Task brief: The entries that follow should be written out exactly.

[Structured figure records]
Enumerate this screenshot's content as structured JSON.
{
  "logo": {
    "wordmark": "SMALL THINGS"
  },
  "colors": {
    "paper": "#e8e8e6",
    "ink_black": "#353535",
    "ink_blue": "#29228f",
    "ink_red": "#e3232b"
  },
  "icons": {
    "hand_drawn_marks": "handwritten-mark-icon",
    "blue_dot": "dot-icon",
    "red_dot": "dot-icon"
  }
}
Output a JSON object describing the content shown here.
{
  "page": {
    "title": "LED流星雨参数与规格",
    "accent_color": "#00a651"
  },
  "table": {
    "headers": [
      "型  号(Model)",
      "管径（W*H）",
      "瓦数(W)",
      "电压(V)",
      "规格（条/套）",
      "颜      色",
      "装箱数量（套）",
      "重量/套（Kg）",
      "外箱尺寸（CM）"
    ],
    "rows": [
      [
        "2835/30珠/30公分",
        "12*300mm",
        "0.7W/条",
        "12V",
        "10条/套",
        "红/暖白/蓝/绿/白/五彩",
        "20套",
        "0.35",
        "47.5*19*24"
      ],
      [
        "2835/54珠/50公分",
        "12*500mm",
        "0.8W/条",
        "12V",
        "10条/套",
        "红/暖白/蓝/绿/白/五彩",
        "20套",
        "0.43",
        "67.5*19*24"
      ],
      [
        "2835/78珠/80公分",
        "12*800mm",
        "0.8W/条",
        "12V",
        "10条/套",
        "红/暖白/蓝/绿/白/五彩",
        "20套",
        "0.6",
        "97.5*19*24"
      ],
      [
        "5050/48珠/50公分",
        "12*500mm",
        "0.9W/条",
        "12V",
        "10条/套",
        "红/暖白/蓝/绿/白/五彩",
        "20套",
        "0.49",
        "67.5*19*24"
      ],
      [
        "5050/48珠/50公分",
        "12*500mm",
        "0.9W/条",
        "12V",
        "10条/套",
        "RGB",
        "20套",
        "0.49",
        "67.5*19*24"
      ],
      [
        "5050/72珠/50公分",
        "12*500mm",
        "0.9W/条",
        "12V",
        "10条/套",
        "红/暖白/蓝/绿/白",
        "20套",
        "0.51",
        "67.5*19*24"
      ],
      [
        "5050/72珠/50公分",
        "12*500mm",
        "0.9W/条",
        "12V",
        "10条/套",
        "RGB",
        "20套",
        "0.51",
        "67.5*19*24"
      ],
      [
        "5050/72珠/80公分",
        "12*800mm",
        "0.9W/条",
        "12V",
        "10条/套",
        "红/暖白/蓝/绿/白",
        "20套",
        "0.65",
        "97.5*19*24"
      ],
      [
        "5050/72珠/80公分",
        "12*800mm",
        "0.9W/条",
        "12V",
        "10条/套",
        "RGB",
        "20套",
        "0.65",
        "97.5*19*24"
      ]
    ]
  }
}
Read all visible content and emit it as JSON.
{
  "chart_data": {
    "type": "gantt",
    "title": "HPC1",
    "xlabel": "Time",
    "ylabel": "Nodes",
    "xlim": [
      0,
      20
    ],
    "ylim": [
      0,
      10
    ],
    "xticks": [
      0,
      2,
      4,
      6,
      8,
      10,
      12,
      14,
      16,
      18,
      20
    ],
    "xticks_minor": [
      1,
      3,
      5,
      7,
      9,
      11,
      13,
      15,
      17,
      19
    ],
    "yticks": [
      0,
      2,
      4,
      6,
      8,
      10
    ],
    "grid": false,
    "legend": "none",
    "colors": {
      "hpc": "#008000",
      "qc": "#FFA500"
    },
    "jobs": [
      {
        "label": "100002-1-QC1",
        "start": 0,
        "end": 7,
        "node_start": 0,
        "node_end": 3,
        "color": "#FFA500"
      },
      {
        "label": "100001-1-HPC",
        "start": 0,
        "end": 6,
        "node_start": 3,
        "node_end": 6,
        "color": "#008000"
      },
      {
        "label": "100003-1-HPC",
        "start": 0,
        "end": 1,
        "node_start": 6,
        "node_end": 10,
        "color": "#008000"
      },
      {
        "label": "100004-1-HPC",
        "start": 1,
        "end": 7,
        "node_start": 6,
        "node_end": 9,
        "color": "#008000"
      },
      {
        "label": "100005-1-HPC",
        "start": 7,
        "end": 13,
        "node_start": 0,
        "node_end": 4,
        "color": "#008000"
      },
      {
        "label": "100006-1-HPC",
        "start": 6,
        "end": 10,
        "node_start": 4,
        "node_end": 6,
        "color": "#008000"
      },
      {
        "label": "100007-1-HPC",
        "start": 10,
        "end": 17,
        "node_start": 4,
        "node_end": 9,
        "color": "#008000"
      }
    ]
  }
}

Complete answer:
Enumerate this screenshot's content as structured JSON.
{
  "logo": {
    "wordmark": "SMALL THINGS"
  },
  "colors": {
    "paper": "#e8e8e6",
    "ink_black": "#353535",
    "ink_blue": "#29228f",
    "ink_red": "#e3232b"
  },
  "icons": {
    "hand_drawn_marks": "handwritten-mark-icon",
    "blue_dot": "dot-icon",
    "red_dot": "dot-icon"
  }
}
Output a JSON object describing the content shown here.
{
  "page": {
    "title": "LED流星雨参数与规格",
    "accent_color": "#00a651"
  },
  "table": {
    "headers": [
      "型  号(Model)",
      "管径（W*H）",
      "瓦数(W)",
      "电压(V)",
      "规格（条/套）",
      "颜      色",
      "装箱数量（套）",
      "重量/套（Kg）",
      "外箱尺寸（CM）"
    ],
    "rows": [
      [
        "2835/30珠/30公分",
        "12*300mm",
        "0.7W/条",
        "12V",
        "10条/套",
        "红/暖白/蓝/绿/白/五彩",
        "20套",
        "0.35",
        "47.5*19*24"
      ],
      [
        "2835/54珠/50公分",
        "12*500mm",
        "0.8W/条",
        "12V",
        "10条/套",
        "红/暖白/蓝/绿/白/五彩",
        "20套",
        "0.43",
        "67.5*19*24"
      ],
      [
        "2835/78珠/80公分",
        "12*800mm",
        "0.8W/条",
        "12V",
        "10条/套",
        "红/暖白/蓝/绿/白/五彩",
        "20套",
        "0.6",
        "97.5*19*24"
      ],
      [
        "5050/48珠/50公分",
        "12*500mm",
        "0.9W/条",
        "12V",
        "10条/套",
        "红/暖白/蓝/绿/白/五彩",
        "20套",
        "0.49",
        "67.5*19*24"
      ],
      [
        "5050/48珠/50公分",
        "12*500mm",
        "0.9W/条",
        "12V",
        "10条/套",
        "RGB",
        "20套",
        "0.49",
        "67.5*19*24"
      ],
      [
        "5050/72珠/50公分",
        "12*500mm",
        "0.9W/条",
        "12V",
        "10条/套",
        "红/暖白/蓝/绿/白",
        "20套",
        "0.51",
        "67.5*19*24"
      ],
      [
        "5050/72珠/50公分",
        "12*500mm",
        "0.9W/条",
        "12V",
        "10条/套",
        "RGB",
        "20套",
        "0.51",
        "67.5*19*24"
      ],
      [
        "5050/72珠/80公分",
        "12*800mm",
        "0.9W/条",
        "12V",
        "10条/套",
        "红/暖白/蓝/绿/白",
        "20套",
        "0.65",
        "97.5*19*24"
      ],
      [
        "5050/72珠/80公分",
        "12*800mm",
        "0.9W/条",
        "12V",
        "10条/套",
        "RGB",
        "20套",
        "0.65",
        "97.5*19*24"
      ]
    ]
  }
}
Read all visible content and emit it as JSON.
{
  "chart_data": {
    "type": "gantt",
    "title": "HPC1",
    "xlabel": "Time",
    "ylabel": "Nodes",
    "xlim": [
      0,
      20
    ],
    "ylim": [
      0,
      10
    ],
    "xticks": [
      0,
      2,
      4,
      6,
      8,
      10,
      12,
      14,
      16,
      18,
      20
    ],
    "xticks_minor": [
      1,
      3,
      5,
      7,
      9,
      11,
      13,
      15,
      17,
      19
    ],
    "yticks": [
      0,
      2,
      4,
      6,
      8,
      10
    ],
    "grid": false,
    "legend": "none",
    "colors": {
      "hpc": "#008000",
      "qc": "#FFA500"
    },
    "jobs": [
      {
        "label": "100002-1-QC1",
        "start": 0,
        "end": 7,
        "node_start": 0,
        "node_end": 3,
        "color": "#FFA500"
      },
      {
        "label": "100001-1-HPC",
        "start": 0,
        "end": 6,
        "node_start": 3,
        "node_end": 6,
        "color": "#008000"
      },
      {
        "label": "100003-1-HPC",
        "start": 0,
        "end": 1,
        "node_start": 6,
        "node_end": 10,
        "color": "#008000"
      },
      {
        "label": "100004-1-HPC",
        "start": 1,
        "end": 7,
        "node_start": 6,
        "node_end": 9,
        "color": "#008000"
      },
      {
        "label": "100005-1-HPC",
        "start": 7,
        "end": 13,
        "node_start": 0,
        "node_end": 4,
        "color": "#008000"
      },
      {
        "label": "100006-1-HPC",
        "start": 6,
        "end": 10,
        "node_start": 4,
        "node_end": 6,
        "color": "#008000"
      },
      {
        "label": "100007-1-HPC",
        "start": 10,
        "end": 17,
        "node_start": 4,
        "node_end": 9,
        "color": "#008000"
      }
    ]
  }
}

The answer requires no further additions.